→ DOCUMENT TEXT
BEGIN

You may recall the recent State of Speed feature of Brian Jacobson’s 1969 Chevy K5 Blazer. If not, then spoiler alert, Brian sold the K5 shortly after it was completed. He had his reasons, of course, and when asked it was more than just the ridiculous amount of money he was offered. “I had a bit of an epiphany on a trip to Parker, Arizona.” Said Jacobson. He continued, “On this trip my family struggled getting in and out of the Blazer. It wasn’t easy dealing with the roll cage, strapping into the harnesses, etc. Then they rode in a friend’s new Jeep JLU…” The rest is history. Jacobson immediately started building out his next project in his mind, and after selling the K5 he told himself, ‘It feels so empty without a Jeep.’
Jacobson isn’t a stranger to Jeeps. In fact, prior to the Blazer he built out an impressive Jeep Wrangler TJ Unlimited, AKA Jeep LJ. The irony here is that the LJ was intended to be his daughter’s vehicle to drive to school. After a few years he planned to inherit the LJ from her and eventually start to build it out. But as things often do, the LJ build got started early, and went a bit overboard for a teenager’s daily driver. Before long it wasn’t Brian’s daughter’s Jeep any longer, but his own.
…For sure! The family is comfortable. I’m happy, and I’m planning to keep it...
Brian sold the K5 in March of 2021 and he didn’t’ wait long or spend much time debating what his next vehicle would be. Literally, the day after the Blazer was sold, he began a search for a Jeep Wrangler JLU. After scouring private party ads, and dealer inventories, Brian found the Jeep that would become the basis for his next project. Most Jeep enthusiasts might seek out a Jeep Wrangler Rubicon, the ultimate factory-built off-roader. However, Brian already had his Jeep build planned out in advance and his plans far exceeded everything a factory Rubicon is built with/for. So why spend the extra money on a top-of-the-line Wrangler?

END

→ OBJECTIVE 1
Answer these questions using the Jeep article:
(a) On the trip to which destination did Jacobson have his epiphany?
(b) For whom was the Jeep LJ originally intended, and for what use?
(c) In what month and year did Brian sell the K5?

→ ENTRIES SUPPLIED

BEGIN

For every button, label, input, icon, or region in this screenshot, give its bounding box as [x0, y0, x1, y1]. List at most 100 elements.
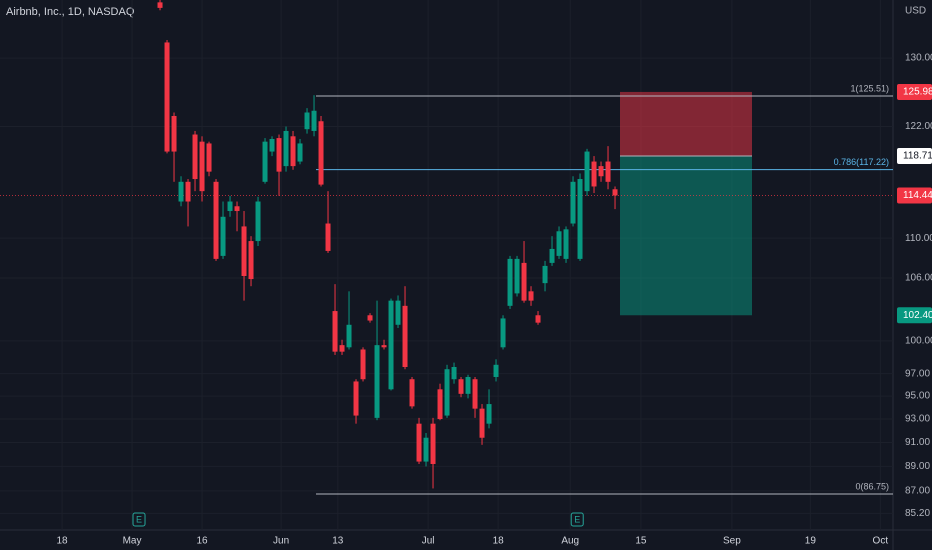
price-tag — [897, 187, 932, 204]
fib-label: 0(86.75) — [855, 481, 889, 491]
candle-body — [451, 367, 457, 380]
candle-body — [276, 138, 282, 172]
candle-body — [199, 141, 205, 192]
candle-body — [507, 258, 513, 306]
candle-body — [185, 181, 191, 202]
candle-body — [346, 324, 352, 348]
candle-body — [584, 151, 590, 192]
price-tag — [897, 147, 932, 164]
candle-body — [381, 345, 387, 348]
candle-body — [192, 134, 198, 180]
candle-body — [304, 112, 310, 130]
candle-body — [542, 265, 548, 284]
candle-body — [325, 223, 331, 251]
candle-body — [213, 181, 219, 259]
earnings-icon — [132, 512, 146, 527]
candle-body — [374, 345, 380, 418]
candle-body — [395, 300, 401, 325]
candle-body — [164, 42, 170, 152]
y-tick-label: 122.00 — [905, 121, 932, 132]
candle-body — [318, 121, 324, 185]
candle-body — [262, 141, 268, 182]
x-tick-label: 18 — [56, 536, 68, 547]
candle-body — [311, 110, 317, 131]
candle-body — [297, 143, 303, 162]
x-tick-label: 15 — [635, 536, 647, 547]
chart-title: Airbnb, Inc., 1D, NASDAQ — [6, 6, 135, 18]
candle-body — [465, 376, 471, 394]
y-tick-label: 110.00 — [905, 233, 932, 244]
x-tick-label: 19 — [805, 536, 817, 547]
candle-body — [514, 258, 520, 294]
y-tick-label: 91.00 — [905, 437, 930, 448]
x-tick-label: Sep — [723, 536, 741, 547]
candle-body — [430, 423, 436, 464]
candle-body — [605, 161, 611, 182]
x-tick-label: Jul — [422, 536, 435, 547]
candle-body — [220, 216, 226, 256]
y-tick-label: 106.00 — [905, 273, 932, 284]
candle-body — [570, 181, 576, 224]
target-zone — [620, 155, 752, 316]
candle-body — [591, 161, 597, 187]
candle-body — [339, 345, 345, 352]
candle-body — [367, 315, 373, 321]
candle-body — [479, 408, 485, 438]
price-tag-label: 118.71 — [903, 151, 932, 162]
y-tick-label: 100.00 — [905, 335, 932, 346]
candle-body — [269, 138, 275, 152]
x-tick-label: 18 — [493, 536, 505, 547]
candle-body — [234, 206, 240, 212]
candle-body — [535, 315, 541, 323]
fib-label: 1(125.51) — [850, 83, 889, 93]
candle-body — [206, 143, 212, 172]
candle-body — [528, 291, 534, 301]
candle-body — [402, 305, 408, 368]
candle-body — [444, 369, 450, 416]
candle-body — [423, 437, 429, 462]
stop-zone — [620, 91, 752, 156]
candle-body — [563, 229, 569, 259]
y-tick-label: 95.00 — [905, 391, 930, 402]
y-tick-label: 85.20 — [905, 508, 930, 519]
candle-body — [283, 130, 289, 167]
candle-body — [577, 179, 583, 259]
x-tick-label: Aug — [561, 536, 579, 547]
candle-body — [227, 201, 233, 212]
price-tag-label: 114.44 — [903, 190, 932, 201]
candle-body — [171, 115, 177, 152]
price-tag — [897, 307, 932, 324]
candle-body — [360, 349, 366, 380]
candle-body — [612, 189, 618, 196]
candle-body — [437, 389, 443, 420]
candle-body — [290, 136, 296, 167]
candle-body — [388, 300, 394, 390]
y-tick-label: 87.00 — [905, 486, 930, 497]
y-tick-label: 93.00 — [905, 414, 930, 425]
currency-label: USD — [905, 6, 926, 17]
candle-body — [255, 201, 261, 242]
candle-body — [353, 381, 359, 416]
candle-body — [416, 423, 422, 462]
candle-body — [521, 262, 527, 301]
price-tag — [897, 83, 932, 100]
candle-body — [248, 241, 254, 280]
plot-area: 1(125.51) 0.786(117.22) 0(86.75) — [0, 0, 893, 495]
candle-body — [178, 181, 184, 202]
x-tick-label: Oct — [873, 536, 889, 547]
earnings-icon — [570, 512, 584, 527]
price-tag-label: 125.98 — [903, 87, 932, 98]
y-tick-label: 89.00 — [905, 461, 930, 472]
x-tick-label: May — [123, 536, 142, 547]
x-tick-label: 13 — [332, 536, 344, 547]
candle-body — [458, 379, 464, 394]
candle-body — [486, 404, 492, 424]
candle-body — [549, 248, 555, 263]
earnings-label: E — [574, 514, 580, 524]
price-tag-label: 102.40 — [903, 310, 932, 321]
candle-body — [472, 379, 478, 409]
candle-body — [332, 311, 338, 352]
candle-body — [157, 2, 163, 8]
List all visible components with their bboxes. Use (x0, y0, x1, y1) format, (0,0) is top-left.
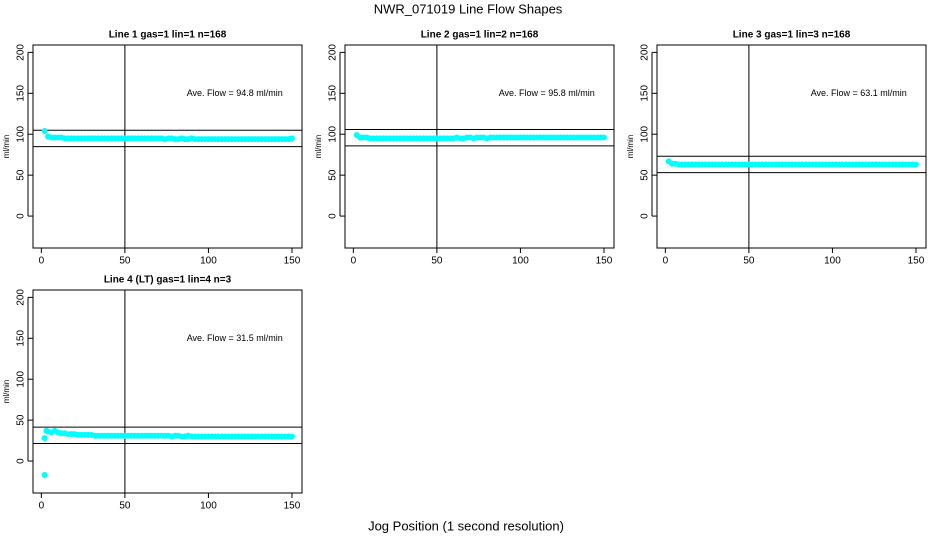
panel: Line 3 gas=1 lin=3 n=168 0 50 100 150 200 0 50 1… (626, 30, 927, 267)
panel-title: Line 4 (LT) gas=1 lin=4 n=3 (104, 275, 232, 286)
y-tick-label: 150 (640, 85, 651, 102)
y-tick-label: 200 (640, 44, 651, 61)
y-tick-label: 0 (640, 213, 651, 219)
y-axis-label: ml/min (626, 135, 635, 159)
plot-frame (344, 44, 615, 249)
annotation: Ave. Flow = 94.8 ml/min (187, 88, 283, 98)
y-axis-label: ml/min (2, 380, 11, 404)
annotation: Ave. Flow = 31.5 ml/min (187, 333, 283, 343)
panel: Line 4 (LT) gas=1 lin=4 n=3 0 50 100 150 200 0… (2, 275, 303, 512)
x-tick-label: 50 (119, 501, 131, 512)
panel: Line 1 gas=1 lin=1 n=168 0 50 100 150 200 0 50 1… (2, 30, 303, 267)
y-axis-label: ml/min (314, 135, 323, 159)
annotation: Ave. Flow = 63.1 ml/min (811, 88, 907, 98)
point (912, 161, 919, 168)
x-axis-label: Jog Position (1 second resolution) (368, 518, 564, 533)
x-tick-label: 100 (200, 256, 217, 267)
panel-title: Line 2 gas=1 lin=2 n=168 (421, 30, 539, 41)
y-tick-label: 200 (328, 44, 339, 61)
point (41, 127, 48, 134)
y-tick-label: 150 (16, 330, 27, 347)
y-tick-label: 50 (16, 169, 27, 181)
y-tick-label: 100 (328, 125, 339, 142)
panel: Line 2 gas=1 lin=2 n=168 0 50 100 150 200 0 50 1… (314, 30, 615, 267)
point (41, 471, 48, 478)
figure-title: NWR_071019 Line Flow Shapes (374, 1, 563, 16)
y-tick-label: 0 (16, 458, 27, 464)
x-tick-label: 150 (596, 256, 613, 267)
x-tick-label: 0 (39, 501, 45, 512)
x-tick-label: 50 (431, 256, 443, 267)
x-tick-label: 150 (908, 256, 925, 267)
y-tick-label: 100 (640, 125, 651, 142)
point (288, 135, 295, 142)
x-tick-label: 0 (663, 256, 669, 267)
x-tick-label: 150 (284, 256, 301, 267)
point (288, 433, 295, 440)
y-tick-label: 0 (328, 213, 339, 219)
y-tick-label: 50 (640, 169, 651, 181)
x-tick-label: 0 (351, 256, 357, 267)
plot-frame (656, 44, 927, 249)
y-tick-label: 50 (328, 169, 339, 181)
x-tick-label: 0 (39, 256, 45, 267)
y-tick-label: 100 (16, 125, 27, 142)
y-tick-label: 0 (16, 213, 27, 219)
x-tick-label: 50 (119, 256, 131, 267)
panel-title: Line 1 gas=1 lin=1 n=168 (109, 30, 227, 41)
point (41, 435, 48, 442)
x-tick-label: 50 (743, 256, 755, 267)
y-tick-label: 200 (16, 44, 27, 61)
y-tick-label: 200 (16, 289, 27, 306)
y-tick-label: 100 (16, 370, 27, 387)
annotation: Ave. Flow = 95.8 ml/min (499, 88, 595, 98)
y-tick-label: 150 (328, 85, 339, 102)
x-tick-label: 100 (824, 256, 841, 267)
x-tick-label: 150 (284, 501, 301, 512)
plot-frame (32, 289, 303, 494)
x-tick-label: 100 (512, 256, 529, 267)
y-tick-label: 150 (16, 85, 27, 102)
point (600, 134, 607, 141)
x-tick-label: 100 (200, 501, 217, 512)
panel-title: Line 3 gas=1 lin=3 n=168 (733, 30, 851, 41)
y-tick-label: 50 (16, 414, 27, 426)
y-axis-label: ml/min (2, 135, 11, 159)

END

→ OBJECTIVE 2
Set down, word for word, the lines of the records from the line with "panel: Line 3" to the line with "y-tick-label: 0 (16, 213, 27, 219)", including both of those lines.

→ WRITTEN REPLY 1
(a) Parker, Arizona.
(b) Brian's daughter, to drive to school.
(c) March of 2021.

→ WRITTEN REPLY 2
panel: Line 3 gas=1 lin=3 n=168 0 50 100 150 200 0 50 1… (626, 30, 927, 267)
panel-title: Line 4 (LT) gas=1 lin=4 n=3 (104, 275, 232, 286)
y-tick-label: 150 (640, 85, 651, 102)
y-tick-label: 200 (640, 44, 651, 61)
y-tick-label: 0 (640, 213, 651, 219)
y-axis-label: ml/min (626, 135, 635, 159)
plot-frame (344, 44, 615, 249)
annotation: Ave. Flow = 94.8 ml/min (187, 88, 283, 98)
y-axis-label: ml/min (2, 380, 11, 404)
annotation: Ave. Flow = 31.5 ml/min (187, 333, 283, 343)
panel: Line 4 (LT) gas=1 lin=4 n=3 0 50 100 150 200 0… (2, 275, 303, 512)
x-tick-label: 50 (119, 501, 131, 512)
panel: Line 1 gas=1 lin=1 n=168 0 50 100 150 200 0 50 1… (2, 30, 303, 267)
y-axis-label: ml/min (314, 135, 323, 159)
annotation: Ave. Flow = 63.1 ml/min (811, 88, 907, 98)
point (912, 161, 919, 168)
x-axis-label: Jog Position (1 second resolution) (368, 518, 564, 533)
x-tick-label: 100 (200, 256, 217, 267)
panel-title: Line 2 gas=1 lin=2 n=168 (421, 30, 539, 41)
y-tick-label: 200 (328, 44, 339, 61)
point (41, 127, 48, 134)
y-tick-label: 150 (16, 330, 27, 347)
y-tick-label: 50 (16, 169, 27, 181)
y-tick-label: 100 (328, 125, 339, 142)
panel: Line 2 gas=1 lin=2 n=168 0 50 100 150 200 0 50 1… (314, 30, 615, 267)
point (41, 471, 48, 478)
figure-title: NWR_071019 Line Flow Shapes (374, 1, 563, 16)
y-tick-label: 0 (16, 458, 27, 464)
x-tick-label: 150 (596, 256, 613, 267)
x-tick-label: 0 (39, 501, 45, 512)
x-tick-label: 50 (431, 256, 443, 267)
x-tick-label: 150 (908, 256, 925, 267)
y-tick-label: 100 (640, 125, 651, 142)
point (288, 135, 295, 142)
x-tick-label: 0 (663, 256, 669, 267)
x-tick-label: 150 (284, 256, 301, 267)
point (288, 433, 295, 440)
y-tick-label: 0 (328, 213, 339, 219)
y-tick-label: 50 (640, 169, 651, 181)
x-tick-label: 0 (351, 256, 357, 267)
plot-frame (656, 44, 927, 249)
y-tick-label: 50 (328, 169, 339, 181)
x-tick-label: 0 (39, 256, 45, 267)
y-tick-label: 100 (16, 125, 27, 142)
y-tick-label: 0 (16, 213, 27, 219)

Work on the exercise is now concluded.